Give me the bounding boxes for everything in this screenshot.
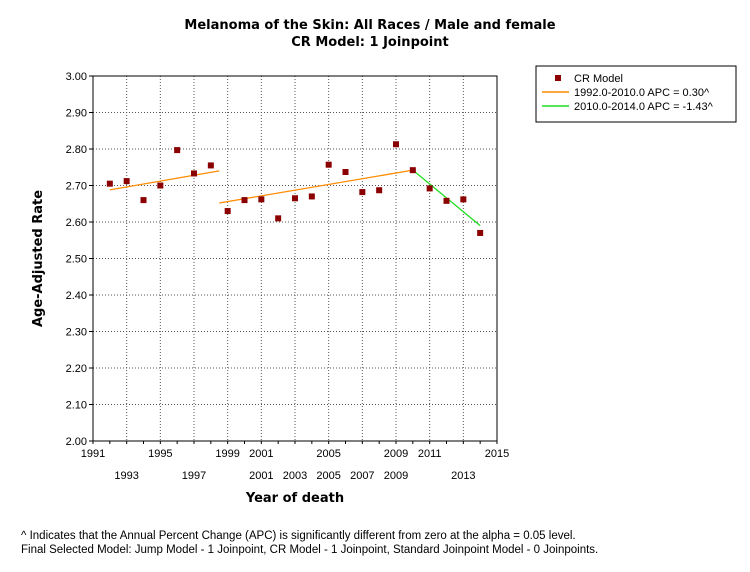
data-point [477,229,484,236]
legend-label-points: CR Model [574,73,623,85]
legend-box [535,65,737,123]
legend-point-swatch [555,75,561,81]
x-tick-label-upper: 2005 [316,448,340,460]
x-tick-label-lower: 2003 [283,470,307,482]
data-point [359,189,366,196]
y-tick-label: 2.90 [66,108,87,120]
x-tick-label-upper: 2011 [418,448,442,460]
x-tick-label-lower: 2001 [249,470,273,482]
x-tick-label-upper: 1991 [81,448,105,460]
x-tick-label-upper: 1999 [215,448,239,460]
data-point [393,141,399,148]
y-tick-label: 2.50 [66,254,87,266]
fit-line-series-0 [109,170,220,191]
data-point [241,197,248,204]
data-point [174,147,181,154]
data-point [275,215,282,222]
legend: CR Model 1992.0-2010.0 APC = 0.30^ 2010.… [535,65,737,123]
data-point [106,180,113,187]
data-point [157,182,164,189]
y-axis: 2.00 2.10 2.20 2.30 2.40 2.50 2.60 2.70 2.80 2.90… [66,71,93,448]
y-tick-label: 2.80 [66,144,87,156]
x-axis-title: Year of death [245,491,344,506]
y-tick-label: 2.30 [66,327,87,339]
x-tick-label-upper: 1995 [148,448,172,460]
y-tick-label: 2.00 [66,436,87,448]
footnote-line-1: ^ Indicates that the Annual Percent Chan… [21,530,576,542]
y-tick-label: 2.70 [66,181,87,193]
x-tick-label-upper: 2015 [485,448,509,460]
data-point [140,197,147,204]
chart-title: Melanoma of the Skin: All Races / Male a… [184,18,556,33]
data-points [106,141,484,236]
x-tick-label-lower: 1997 [182,470,206,482]
y-tick-label: 2.20 [66,363,87,375]
y-tick-label: 2.60 [66,217,87,229]
data-point [207,162,214,169]
x-tick-label-lower: 2009 [384,470,408,482]
data-point [224,208,231,215]
grid-layer [92,75,498,442]
footnote: ^ Indicates that the Annual Percent Chan… [21,529,598,557]
y-tick-label: 3.00 [66,71,87,83]
chart-title-block: Melanoma of the Skin: All Races / Male a… [0,17,750,51]
data-point [342,168,349,175]
fit-line-series-0 [219,169,413,204]
legend-label-series-1: 2010.0-2014.0 APC = -1.43^ [574,101,714,113]
data-point [460,196,467,203]
data-point [308,193,315,200]
x-tick-label-lower: 1993 [114,470,138,482]
data-point [292,195,298,202]
data-point [426,185,433,192]
x-tick-label-upper: 2009 [384,448,408,460]
x-tick-label-lower: 2005 [316,470,340,482]
y-tick-label: 2.10 [66,400,87,412]
y-tick-label: 2.40 [66,290,87,302]
chart-subtitle: CR Model: 1 Joinpoint [291,35,449,50]
x-tick-label-upper: 2001 [249,448,273,460]
x-tick-label-lower: 2007 [350,470,374,482]
data-point [258,196,265,203]
legend-label-series-0: 1992.0-2010.0 APC = 0.30^ [574,87,710,99]
data-point [123,178,130,185]
x-axis: 1991 1995 1999 2001 2005 2009 2011 2015 1993 1997… [81,441,509,482]
data-point [191,170,197,177]
x-tick-label-lower: 2013 [451,470,475,482]
data-point [376,187,383,194]
data-point [443,197,450,204]
data-point [409,167,416,174]
footnote-line-2: Final Selected Model: Jump Model - 1 Joi… [21,544,599,556]
data-point [325,161,332,168]
y-axis-title: Age-Adjusted Rate [31,190,46,327]
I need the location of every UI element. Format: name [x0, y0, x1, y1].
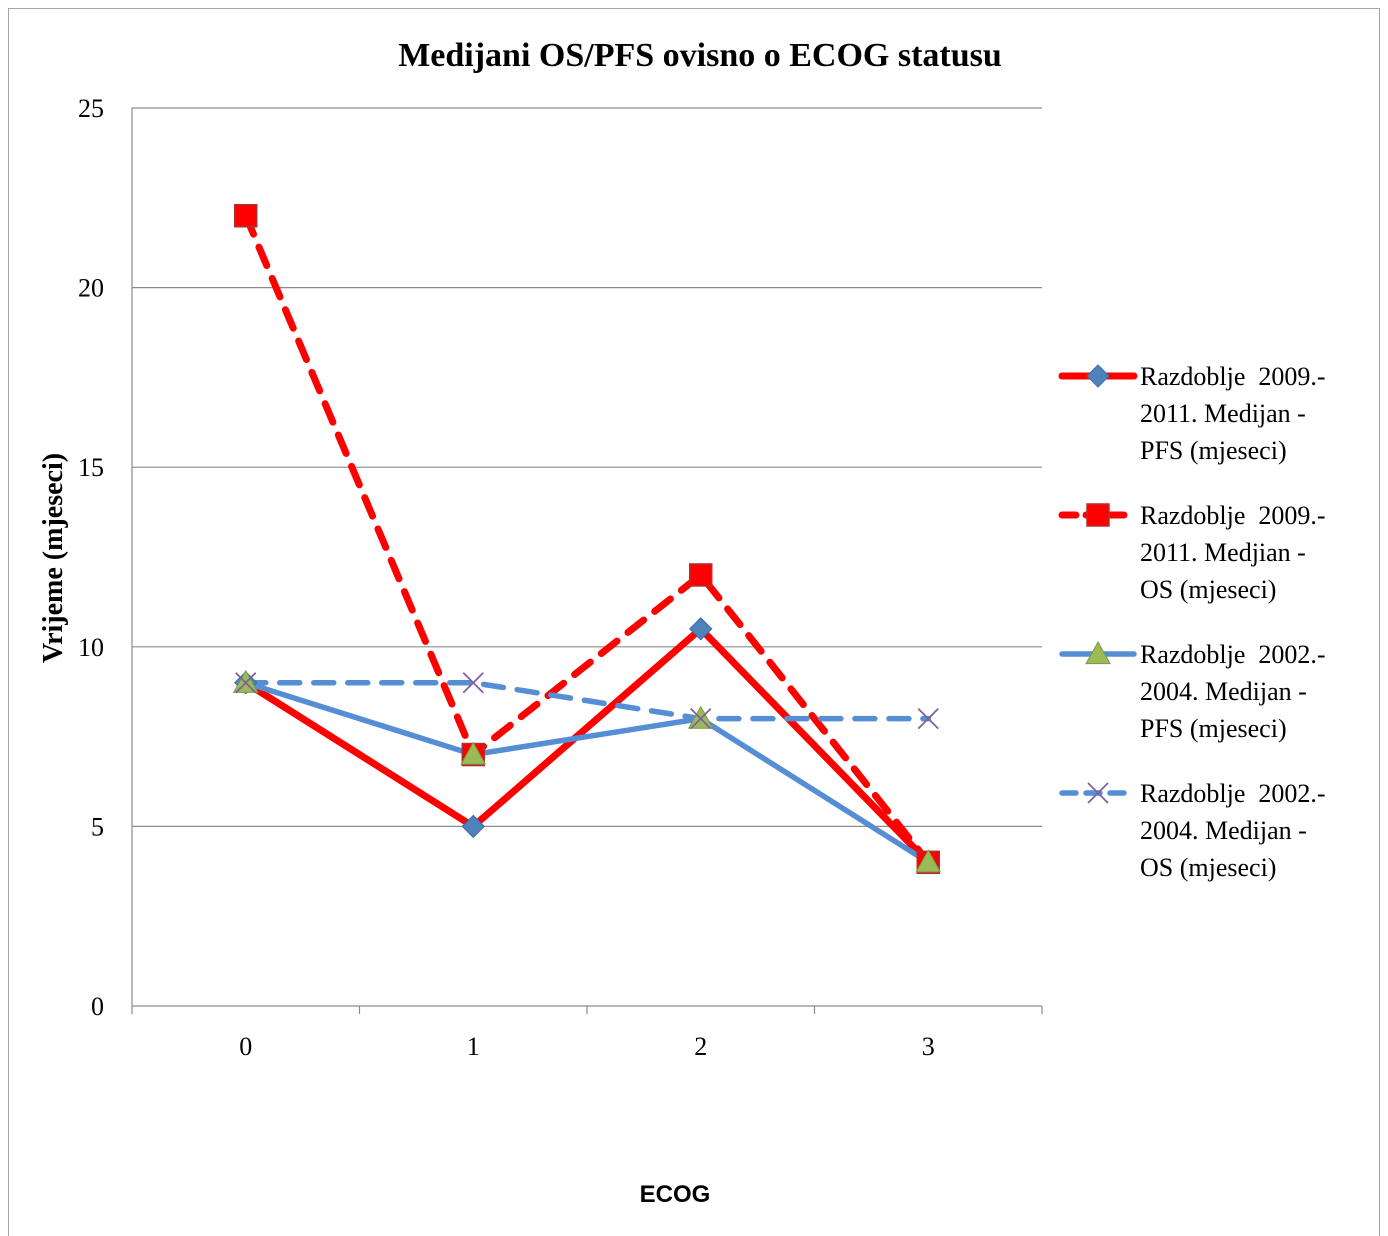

Problem to work on >> Revise all the records by replacing "legend-box" with "legend-frame" and keeping everything else the same. Leave the pictures out of your answer.

Reply >>
Give me the bounding boxes for everything in this screenshot.
data-point [477,229,484,236]
legend-label-points: CR Model [574,73,623,85]
legend-frame [535,65,737,123]
legend-point-swatch [555,75,561,81]
x-tick-label-upper: 2005 [316,448,340,460]
x-tick-label-lower: 2003 [283,470,307,482]
data-point [359,189,366,196]
y-tick-label: 2.90 [66,108,87,120]
x-tick-label-upper: 2011 [418,448,442,460]
x-tick-label-lower: 2001 [249,470,273,482]
x-tick-label-upper: 1991 [81,448,105,460]
x-tick-label-upper: 1999 [215,448,239,460]
data-point [393,141,399,148]
y-tick-label: 2.50 [66,254,87,266]
fit-line-series-0 [109,170,220,191]
data-point [241,197,248,204]
data-point [174,147,181,154]
data-point [275,215,282,222]
legend: CR Model 1992.0-2010.0 APC = 0.30^ 2010.… [535,65,737,123]
data-point [106,180,113,187]
data-point [157,182,164,189]
y-axis: 2.00 2.10 2.20 2.30 2.40 2.50 2.60 2.70 2.80 2.90… [66,71,93,448]
y-tick-label: 2.80 [66,144,87,156]
x-axis-title: Year of death [245,491,344,506]
y-tick-label: 2.30 [66,327,87,339]
x-tick-label-upper: 1995 [148,448,172,460]
y-tick-label: 2.00 [66,436,87,448]
footnote-line-1: ^ Indicates that the Annual Percent Chan… [21,530,576,542]
y-tick-label: 2.70 [66,181,87,193]
x-tick-label-upper: 2015 [485,448,509,460]
data-point [140,197,147,204]
chart-title: Melanoma of the Skin: All Races / Male a… [184,18,556,33]
data-points [106,141,484,236]
x-tick-label-lower: 1997 [182,470,206,482]
y-tick-label: 2.20 [66,363,87,375]
y-tick-label: 2.60 [66,217,87,229]
data-point [207,162,214,169]
x-tick-label-lower: 2009 [384,470,408,482]
data-point [224,208,231,215]
grid-layer [92,75,498,442]
footnote: ^ Indicates that the Annual Percent Chan… [21,529,598,557]
y-tick-label: 3.00 [66,71,87,83]
chart-title-block: Melanoma of the Skin: All Races / Male a… [0,17,750,51]
data-point [342,168,349,175]
fit-line-series-0 [219,169,413,204]
legend-label-series-1: 2010.0-2014.0 APC = -1.43^ [574,101,714,113]
data-point [460,196,467,203]
data-point [308,193,315,200]
x-tick-label-lower: 1993 [114,470,138,482]
data-point [292,195,298,202]
data-point [426,185,433,192]
x-tick-label-upper: 2009 [384,448,408,460]
x-tick-label-lower: 2005 [316,470,340,482]
y-tick-label: 2.10 [66,400,87,412]
y-tick-label: 2.40 [66,290,87,302]
chart-subtitle: CR Model: 1 Joinpoint [291,35,449,50]
x-tick-label-upper: 2001 [249,448,273,460]
x-tick-label-lower: 2007 [350,470,374,482]
data-point [258,196,265,203]
legend-label-series-0: 1992.0-2010.0 APC = 0.30^ [574,87,710,99]
data-point [123,178,130,185]
x-axis: 1991 1995 1999 2001 2005 2009 2011 2015 1993 1997… [81,441,509,482]
data-point [191,170,197,177]
x-tick-label-lower: 2013 [451,470,475,482]
data-point [376,187,383,194]
data-point [443,197,450,204]
data-point [409,167,416,174]
footnote-line-2: Final Selected Model: Jump Model - 1 Joi… [21,544,599,556]
data-point [325,161,332,168]
y-axis-title: Age-Adjusted Rate [31,190,46,327]
I need the location of every UI element. Format: name [x0, y0, x1, y1].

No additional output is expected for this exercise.